PROBLEM TO WORK ON –
Please rewrite the items from the line with "flame-icon: [29, 229, 57, 257]" up to and including the line with "forward-button[interactable]: [55, 5, 87, 37]", changing "pin-icon" to "pushpin-icon" and leaving everything else as it is.

(Excerpts from a layout annotation set)
[Begin]

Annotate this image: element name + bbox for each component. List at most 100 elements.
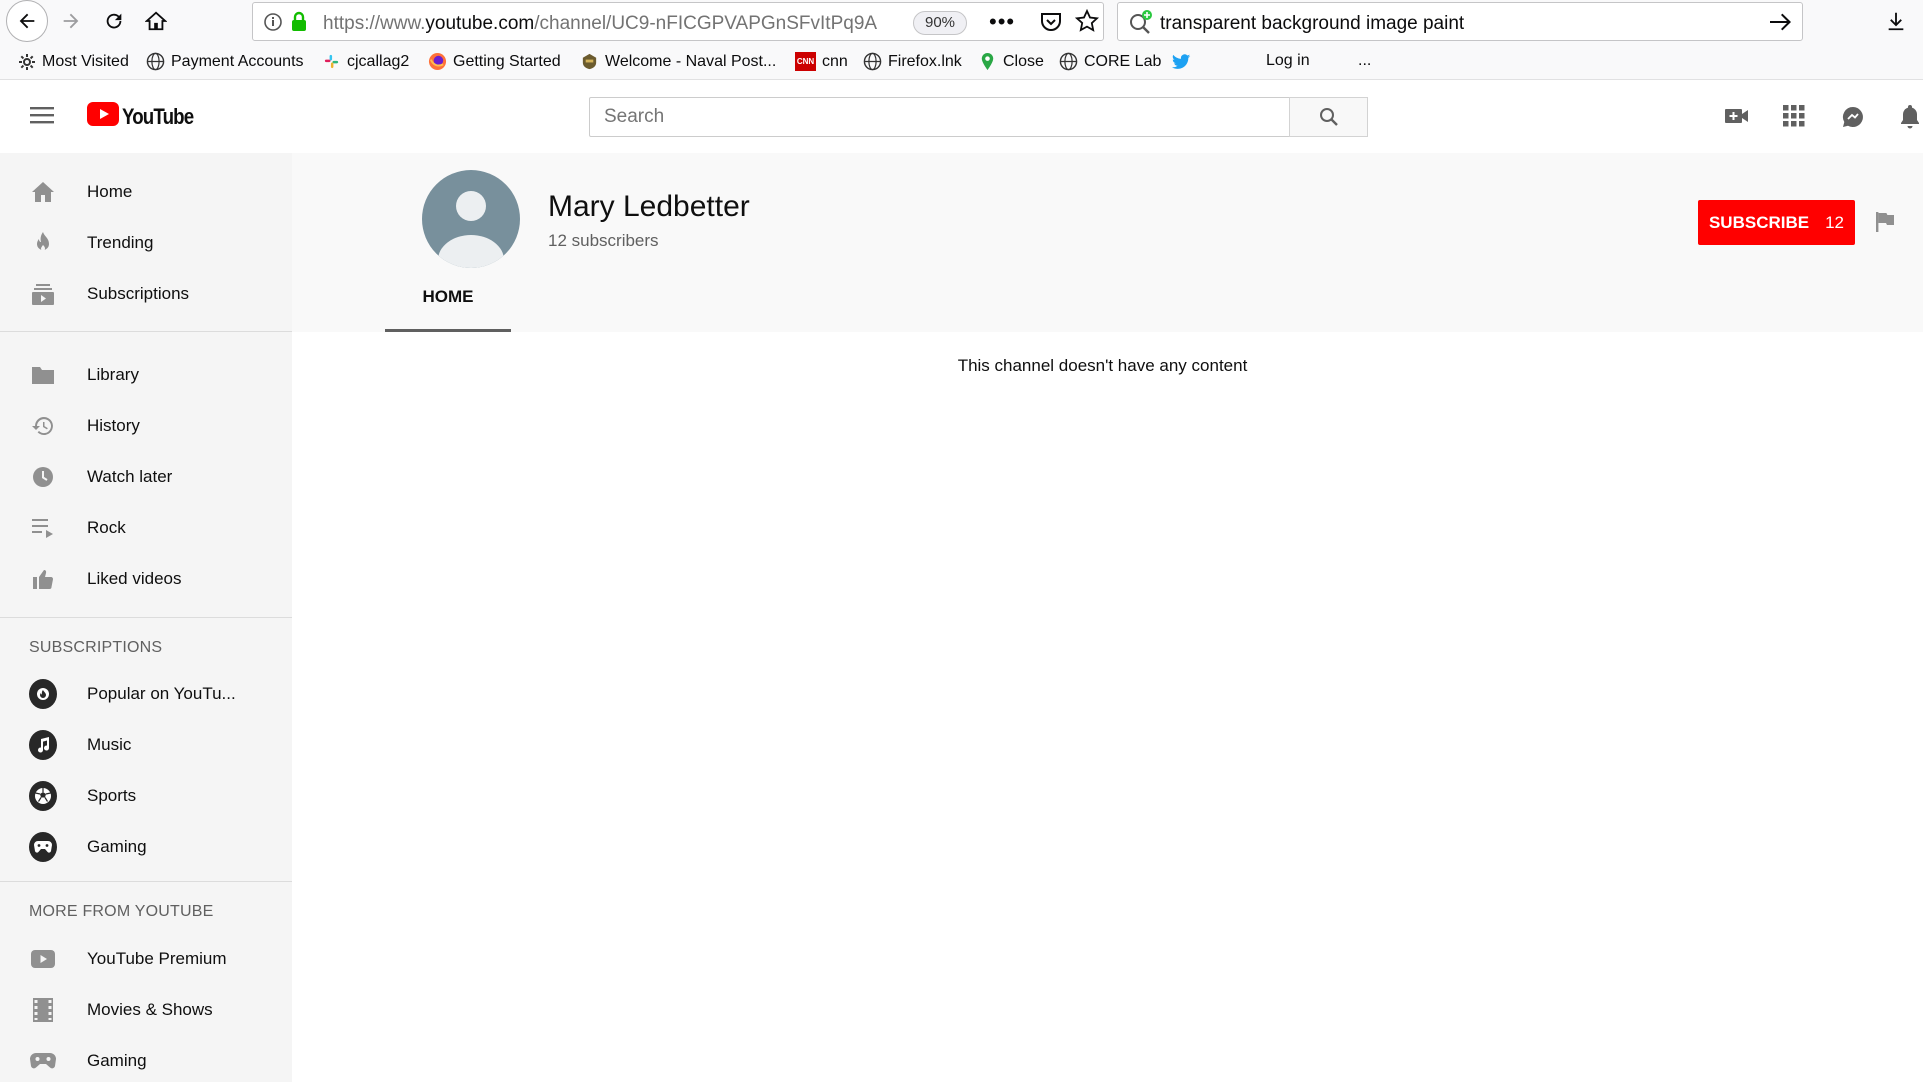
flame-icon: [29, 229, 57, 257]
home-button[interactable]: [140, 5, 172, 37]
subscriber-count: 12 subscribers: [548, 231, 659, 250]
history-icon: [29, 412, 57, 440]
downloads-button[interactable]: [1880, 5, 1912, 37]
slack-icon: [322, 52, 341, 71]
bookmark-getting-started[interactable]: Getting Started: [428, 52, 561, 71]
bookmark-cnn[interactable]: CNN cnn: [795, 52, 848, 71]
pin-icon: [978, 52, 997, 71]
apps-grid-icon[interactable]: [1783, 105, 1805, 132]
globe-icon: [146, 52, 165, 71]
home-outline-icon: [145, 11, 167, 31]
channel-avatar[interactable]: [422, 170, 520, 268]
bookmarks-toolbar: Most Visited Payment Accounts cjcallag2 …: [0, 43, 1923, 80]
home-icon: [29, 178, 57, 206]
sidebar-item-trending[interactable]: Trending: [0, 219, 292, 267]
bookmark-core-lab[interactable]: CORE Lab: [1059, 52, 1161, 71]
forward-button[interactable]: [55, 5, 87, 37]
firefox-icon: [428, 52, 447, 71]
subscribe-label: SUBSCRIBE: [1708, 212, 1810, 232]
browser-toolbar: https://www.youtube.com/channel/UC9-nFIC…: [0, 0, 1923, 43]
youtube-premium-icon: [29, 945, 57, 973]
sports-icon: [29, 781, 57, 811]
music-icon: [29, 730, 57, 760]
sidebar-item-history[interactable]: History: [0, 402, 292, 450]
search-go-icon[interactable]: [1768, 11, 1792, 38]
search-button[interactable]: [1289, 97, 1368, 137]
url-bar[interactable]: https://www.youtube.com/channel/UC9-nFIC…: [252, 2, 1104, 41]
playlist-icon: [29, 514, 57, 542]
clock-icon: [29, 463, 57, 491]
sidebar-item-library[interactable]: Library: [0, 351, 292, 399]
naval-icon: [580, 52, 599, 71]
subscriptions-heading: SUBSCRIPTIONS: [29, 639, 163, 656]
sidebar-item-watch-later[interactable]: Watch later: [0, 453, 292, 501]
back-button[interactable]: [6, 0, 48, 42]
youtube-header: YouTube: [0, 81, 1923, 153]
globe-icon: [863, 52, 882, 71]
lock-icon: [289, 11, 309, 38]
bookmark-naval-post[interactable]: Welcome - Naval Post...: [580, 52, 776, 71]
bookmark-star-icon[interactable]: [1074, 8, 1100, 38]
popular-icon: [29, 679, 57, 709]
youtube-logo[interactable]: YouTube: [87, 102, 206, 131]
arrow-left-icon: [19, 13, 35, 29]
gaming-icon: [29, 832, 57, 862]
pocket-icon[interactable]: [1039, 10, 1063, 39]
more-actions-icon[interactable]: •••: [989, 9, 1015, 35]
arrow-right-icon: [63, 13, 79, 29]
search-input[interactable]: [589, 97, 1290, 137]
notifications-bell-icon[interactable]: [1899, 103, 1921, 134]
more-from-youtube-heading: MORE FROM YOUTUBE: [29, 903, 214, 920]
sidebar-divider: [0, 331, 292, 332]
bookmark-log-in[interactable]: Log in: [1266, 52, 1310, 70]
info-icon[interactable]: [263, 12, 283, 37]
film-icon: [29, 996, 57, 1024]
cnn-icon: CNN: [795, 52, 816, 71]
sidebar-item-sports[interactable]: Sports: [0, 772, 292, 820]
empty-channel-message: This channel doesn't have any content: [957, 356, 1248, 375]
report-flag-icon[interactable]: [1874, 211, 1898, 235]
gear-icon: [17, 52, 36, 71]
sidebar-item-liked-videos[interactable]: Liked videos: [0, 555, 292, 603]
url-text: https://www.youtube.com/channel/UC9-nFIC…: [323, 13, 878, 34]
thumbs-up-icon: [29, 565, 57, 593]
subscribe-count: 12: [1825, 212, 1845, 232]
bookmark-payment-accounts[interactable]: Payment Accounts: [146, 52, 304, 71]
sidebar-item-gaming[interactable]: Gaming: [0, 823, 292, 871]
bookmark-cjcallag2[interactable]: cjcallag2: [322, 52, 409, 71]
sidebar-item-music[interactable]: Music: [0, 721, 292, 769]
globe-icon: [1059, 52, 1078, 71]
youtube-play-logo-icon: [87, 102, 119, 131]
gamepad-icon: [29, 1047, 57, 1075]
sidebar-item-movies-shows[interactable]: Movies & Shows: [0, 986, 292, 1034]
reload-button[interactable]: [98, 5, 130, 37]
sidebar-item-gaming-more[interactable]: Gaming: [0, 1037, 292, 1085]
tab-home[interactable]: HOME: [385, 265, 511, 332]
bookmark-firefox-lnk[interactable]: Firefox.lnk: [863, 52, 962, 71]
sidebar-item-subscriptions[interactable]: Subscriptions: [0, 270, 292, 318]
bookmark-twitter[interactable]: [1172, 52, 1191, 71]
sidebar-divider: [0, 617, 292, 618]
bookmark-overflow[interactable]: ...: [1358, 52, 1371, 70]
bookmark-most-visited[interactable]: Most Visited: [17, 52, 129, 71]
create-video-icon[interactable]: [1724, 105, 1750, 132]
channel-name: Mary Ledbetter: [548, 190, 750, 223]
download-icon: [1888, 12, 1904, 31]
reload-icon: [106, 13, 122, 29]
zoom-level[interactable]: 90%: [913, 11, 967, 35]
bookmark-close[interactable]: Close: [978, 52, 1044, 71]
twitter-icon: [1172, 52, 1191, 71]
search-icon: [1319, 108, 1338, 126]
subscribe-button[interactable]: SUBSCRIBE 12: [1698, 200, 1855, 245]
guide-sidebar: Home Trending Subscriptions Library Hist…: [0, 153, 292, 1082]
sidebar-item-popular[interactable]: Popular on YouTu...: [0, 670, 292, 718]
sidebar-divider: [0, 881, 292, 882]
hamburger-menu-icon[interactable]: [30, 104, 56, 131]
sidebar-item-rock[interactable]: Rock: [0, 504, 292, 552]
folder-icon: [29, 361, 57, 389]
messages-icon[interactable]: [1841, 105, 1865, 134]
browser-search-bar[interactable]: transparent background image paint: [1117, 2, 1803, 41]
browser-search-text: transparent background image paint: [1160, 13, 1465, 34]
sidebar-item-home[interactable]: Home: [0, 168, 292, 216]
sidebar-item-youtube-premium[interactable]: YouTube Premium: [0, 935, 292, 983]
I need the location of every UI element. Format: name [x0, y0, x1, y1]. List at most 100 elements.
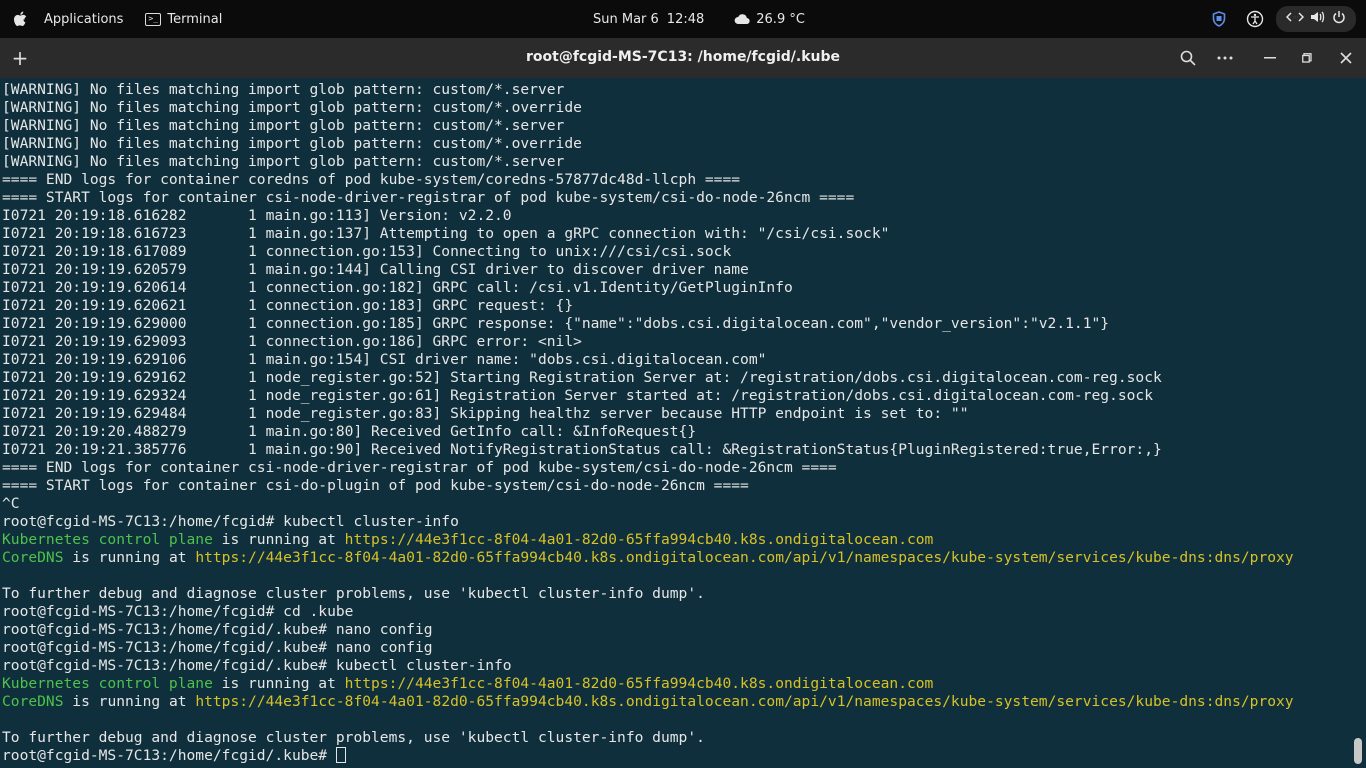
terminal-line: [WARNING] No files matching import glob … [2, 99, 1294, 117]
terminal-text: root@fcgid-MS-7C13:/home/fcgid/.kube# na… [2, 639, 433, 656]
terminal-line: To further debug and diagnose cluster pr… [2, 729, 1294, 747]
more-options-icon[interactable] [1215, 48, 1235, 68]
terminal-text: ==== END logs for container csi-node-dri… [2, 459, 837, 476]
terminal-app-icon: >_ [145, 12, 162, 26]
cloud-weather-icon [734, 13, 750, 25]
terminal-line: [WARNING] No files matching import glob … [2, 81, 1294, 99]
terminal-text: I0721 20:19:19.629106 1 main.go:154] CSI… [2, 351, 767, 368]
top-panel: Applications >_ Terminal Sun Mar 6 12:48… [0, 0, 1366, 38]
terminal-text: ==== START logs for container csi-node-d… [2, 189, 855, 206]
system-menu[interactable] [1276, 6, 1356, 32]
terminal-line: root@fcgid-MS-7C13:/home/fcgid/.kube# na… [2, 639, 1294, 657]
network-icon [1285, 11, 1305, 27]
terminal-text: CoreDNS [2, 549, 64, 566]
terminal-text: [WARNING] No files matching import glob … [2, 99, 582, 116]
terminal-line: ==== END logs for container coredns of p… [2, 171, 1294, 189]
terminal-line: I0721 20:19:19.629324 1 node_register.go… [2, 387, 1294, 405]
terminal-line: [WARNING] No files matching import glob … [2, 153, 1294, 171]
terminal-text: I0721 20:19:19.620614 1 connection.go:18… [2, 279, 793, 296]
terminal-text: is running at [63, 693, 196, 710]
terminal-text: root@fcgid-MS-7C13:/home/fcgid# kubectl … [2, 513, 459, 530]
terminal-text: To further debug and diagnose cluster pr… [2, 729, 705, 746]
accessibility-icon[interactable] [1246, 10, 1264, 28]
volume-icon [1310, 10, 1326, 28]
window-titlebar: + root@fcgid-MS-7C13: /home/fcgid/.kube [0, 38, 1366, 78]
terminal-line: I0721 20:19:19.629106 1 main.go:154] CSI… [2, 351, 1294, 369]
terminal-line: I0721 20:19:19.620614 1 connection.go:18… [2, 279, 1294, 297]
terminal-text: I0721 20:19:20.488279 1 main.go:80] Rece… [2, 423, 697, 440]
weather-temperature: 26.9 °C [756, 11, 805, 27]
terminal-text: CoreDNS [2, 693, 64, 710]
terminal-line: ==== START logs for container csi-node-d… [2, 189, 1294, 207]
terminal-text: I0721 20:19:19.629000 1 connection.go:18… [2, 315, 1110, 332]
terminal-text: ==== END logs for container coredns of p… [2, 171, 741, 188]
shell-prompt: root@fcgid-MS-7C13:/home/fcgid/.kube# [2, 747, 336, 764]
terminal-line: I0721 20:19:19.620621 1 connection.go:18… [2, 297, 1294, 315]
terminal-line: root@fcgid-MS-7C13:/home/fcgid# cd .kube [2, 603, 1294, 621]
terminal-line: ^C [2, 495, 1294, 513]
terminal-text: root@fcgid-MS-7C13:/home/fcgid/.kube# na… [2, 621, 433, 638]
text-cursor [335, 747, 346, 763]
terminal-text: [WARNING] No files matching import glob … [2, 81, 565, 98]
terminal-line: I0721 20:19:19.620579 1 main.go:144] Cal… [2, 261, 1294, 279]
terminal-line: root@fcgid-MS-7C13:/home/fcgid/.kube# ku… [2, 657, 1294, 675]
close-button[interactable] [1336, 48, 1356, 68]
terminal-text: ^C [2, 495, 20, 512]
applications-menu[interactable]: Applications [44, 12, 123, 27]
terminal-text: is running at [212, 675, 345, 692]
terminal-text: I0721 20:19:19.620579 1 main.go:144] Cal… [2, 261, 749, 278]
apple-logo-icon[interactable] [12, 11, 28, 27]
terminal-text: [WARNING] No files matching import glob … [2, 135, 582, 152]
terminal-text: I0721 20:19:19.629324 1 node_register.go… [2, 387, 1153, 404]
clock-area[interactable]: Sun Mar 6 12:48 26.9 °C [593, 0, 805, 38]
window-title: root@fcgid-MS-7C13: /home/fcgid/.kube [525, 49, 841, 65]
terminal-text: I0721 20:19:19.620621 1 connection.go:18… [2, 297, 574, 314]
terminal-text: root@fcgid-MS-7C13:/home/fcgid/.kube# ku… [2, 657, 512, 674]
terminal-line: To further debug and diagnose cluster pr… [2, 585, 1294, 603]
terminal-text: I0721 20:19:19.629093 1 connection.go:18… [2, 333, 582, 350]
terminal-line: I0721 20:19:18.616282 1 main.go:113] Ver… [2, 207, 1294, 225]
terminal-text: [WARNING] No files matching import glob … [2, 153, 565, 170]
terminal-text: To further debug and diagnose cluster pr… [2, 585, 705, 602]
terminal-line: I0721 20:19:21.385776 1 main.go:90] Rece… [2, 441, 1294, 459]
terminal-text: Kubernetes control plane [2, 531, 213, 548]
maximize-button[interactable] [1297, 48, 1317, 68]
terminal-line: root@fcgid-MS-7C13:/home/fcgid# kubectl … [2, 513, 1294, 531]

[End]

OUTPUT –
flame-icon: [29, 229, 57, 257]
home-button[interactable]: [140, 5, 172, 37]
subscriber-count: 12 subscribers: [548, 231, 659, 250]
history-icon: [29, 412, 57, 440]
downloads-button[interactable]: [1880, 5, 1912, 37]
slack-icon: [322, 52, 341, 71]
bookmark-getting-started[interactable]: Getting Started: [428, 52, 561, 71]
bookmark-cnn[interactable]: CNN cnn: [795, 52, 848, 71]
pushpin-icon: [978, 52, 997, 71]
apps-grid-icon[interactable]: [1783, 105, 1805, 132]
globe-icon: [146, 52, 165, 71]
home-outline-icon: [145, 11, 167, 31]
channel-avatar[interactable]: [422, 170, 520, 268]
bookmarks-toolbar: Most Visited Payment Accounts cjcallag2 …: [0, 43, 1923, 80]
home-icon: [29, 178, 57, 206]
sidebar-item-trending[interactable]: Trending: [0, 219, 292, 267]
bookmark-core-lab[interactable]: CORE Lab: [1059, 52, 1161, 71]
forward-button[interactable]: [55, 5, 87, 37]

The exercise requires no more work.